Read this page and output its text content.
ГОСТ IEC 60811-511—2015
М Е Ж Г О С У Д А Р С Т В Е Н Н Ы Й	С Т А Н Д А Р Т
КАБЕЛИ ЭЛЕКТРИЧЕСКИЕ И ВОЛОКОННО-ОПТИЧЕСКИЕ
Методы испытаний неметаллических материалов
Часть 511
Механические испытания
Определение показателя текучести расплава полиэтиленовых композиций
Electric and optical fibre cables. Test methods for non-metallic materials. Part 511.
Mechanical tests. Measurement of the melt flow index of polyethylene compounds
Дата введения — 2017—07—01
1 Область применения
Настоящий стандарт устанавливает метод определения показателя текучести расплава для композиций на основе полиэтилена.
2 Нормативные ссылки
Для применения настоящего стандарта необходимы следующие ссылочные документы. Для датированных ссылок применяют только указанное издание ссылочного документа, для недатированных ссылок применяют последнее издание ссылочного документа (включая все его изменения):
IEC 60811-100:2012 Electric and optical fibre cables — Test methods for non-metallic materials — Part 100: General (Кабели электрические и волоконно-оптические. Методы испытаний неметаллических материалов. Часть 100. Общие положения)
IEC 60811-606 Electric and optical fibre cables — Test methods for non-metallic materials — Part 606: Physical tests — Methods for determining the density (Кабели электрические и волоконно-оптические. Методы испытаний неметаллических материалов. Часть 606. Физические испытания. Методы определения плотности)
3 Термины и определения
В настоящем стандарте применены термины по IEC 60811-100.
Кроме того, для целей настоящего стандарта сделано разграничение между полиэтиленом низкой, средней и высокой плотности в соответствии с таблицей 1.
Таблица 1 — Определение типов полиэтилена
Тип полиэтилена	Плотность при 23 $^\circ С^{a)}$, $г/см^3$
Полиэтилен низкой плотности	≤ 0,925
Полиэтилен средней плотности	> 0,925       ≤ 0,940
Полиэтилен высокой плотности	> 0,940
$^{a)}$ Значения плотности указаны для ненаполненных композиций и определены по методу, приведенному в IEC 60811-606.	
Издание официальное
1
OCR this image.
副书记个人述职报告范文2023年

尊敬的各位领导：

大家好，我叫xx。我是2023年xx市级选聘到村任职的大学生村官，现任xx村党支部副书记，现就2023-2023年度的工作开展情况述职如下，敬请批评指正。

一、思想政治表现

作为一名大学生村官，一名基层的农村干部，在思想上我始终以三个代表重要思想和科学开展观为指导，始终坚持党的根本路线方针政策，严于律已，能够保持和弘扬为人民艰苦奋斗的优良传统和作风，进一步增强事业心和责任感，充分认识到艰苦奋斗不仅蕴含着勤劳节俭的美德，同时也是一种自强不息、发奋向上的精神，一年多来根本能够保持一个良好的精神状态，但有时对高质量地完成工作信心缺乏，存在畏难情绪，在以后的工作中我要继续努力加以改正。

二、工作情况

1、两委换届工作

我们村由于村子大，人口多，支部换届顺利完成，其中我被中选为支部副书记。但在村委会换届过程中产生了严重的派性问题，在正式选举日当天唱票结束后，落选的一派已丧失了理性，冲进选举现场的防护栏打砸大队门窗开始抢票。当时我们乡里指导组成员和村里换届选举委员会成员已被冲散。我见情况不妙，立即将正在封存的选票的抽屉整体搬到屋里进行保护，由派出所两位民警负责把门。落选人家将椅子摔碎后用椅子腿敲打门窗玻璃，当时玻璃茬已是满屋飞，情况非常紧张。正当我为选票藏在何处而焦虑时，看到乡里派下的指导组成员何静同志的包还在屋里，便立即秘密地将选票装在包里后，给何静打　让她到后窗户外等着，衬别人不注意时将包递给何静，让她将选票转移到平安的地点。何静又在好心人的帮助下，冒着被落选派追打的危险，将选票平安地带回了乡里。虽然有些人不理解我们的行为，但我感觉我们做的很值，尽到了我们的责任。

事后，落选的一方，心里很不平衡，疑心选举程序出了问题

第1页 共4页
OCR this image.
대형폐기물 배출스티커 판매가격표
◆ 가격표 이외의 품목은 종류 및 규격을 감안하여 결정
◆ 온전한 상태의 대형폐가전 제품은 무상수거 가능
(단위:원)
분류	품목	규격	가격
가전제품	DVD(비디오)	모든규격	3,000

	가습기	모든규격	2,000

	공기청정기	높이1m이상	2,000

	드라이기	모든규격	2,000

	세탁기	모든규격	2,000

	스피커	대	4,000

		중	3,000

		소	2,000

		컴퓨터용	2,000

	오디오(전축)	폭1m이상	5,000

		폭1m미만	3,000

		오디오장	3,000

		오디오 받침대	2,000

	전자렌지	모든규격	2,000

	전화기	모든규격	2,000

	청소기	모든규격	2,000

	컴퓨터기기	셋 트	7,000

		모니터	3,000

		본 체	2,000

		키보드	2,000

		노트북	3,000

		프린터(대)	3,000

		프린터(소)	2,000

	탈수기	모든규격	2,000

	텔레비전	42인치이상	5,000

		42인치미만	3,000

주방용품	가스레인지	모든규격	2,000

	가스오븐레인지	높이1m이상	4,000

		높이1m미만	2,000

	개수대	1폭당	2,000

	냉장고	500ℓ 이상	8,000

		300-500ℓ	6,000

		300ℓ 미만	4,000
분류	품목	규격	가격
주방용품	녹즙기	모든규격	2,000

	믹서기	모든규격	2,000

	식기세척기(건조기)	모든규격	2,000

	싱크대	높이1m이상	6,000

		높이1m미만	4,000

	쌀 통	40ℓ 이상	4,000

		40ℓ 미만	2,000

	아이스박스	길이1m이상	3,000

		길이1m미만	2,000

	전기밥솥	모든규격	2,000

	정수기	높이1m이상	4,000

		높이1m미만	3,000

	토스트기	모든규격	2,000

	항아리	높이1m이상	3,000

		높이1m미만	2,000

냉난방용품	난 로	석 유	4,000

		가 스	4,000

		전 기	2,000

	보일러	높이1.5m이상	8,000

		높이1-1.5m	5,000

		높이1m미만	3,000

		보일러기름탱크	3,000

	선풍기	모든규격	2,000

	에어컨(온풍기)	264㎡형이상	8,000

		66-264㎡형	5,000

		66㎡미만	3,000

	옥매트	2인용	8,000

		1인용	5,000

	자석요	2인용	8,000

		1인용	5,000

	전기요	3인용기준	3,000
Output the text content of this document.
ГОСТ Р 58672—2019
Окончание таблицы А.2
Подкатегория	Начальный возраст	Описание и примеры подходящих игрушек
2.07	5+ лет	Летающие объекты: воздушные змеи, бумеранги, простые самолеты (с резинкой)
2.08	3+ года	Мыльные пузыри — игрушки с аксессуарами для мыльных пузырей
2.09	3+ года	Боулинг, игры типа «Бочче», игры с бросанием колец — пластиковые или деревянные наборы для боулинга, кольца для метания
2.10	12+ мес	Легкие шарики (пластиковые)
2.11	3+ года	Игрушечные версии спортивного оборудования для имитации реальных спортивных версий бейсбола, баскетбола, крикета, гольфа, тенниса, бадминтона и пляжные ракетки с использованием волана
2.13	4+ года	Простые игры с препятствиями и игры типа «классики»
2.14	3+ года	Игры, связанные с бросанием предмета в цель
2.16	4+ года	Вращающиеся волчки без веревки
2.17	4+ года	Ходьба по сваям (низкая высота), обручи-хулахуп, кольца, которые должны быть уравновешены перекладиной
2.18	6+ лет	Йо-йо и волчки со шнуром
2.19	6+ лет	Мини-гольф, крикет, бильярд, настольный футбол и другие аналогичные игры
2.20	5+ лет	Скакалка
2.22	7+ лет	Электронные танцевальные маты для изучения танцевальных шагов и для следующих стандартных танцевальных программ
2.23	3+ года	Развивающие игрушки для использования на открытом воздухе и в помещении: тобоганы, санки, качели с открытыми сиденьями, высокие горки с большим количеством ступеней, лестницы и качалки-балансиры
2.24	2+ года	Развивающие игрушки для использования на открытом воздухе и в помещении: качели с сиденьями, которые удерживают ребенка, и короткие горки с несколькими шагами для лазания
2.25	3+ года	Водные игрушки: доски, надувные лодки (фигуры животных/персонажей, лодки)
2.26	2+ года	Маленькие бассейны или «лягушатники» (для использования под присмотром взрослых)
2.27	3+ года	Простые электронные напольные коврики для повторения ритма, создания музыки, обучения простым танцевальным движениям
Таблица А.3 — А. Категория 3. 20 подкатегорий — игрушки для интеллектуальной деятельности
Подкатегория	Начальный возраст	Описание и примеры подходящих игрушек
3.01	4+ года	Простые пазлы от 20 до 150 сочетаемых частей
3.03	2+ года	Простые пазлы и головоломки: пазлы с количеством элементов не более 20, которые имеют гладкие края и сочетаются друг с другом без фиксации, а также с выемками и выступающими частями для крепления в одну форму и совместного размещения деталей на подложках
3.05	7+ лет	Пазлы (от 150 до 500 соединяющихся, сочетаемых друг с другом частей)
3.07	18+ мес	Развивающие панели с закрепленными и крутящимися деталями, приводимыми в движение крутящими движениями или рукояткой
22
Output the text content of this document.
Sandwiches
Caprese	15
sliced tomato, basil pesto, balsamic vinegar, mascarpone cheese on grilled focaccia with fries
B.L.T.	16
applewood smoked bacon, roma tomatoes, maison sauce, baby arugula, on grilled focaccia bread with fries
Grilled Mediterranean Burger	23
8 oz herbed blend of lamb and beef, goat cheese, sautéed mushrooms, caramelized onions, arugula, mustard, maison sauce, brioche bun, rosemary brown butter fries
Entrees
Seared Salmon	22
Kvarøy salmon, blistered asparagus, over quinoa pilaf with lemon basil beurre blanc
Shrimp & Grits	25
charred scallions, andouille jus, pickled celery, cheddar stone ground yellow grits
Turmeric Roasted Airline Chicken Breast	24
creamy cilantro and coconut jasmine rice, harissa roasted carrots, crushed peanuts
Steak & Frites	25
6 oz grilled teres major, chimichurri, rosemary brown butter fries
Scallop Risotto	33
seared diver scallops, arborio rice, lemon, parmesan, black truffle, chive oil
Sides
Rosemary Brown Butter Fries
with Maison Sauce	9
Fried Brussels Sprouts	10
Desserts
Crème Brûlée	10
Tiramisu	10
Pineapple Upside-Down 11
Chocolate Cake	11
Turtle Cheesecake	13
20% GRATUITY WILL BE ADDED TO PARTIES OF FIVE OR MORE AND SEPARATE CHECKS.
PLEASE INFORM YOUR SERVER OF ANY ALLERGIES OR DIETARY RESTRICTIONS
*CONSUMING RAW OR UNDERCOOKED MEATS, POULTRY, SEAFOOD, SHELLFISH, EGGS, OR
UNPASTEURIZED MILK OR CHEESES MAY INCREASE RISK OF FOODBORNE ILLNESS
....
- [Set problem]:
From the entries above, copy every line containing the word "tests".

- [The result]:
Mechanical tests. Measurement of the melt flow index of polyethylene compounds
IEC 60811-606 Electric and optical fibre cables — Test methods for non-metallic materials — Part 606: Physical tests — Methods for determining the density (Кабели электрические и волоконно-оптические. Методы испытаний неметаллических материалов. Часть 606. Физические испытания. Методы определения плотности)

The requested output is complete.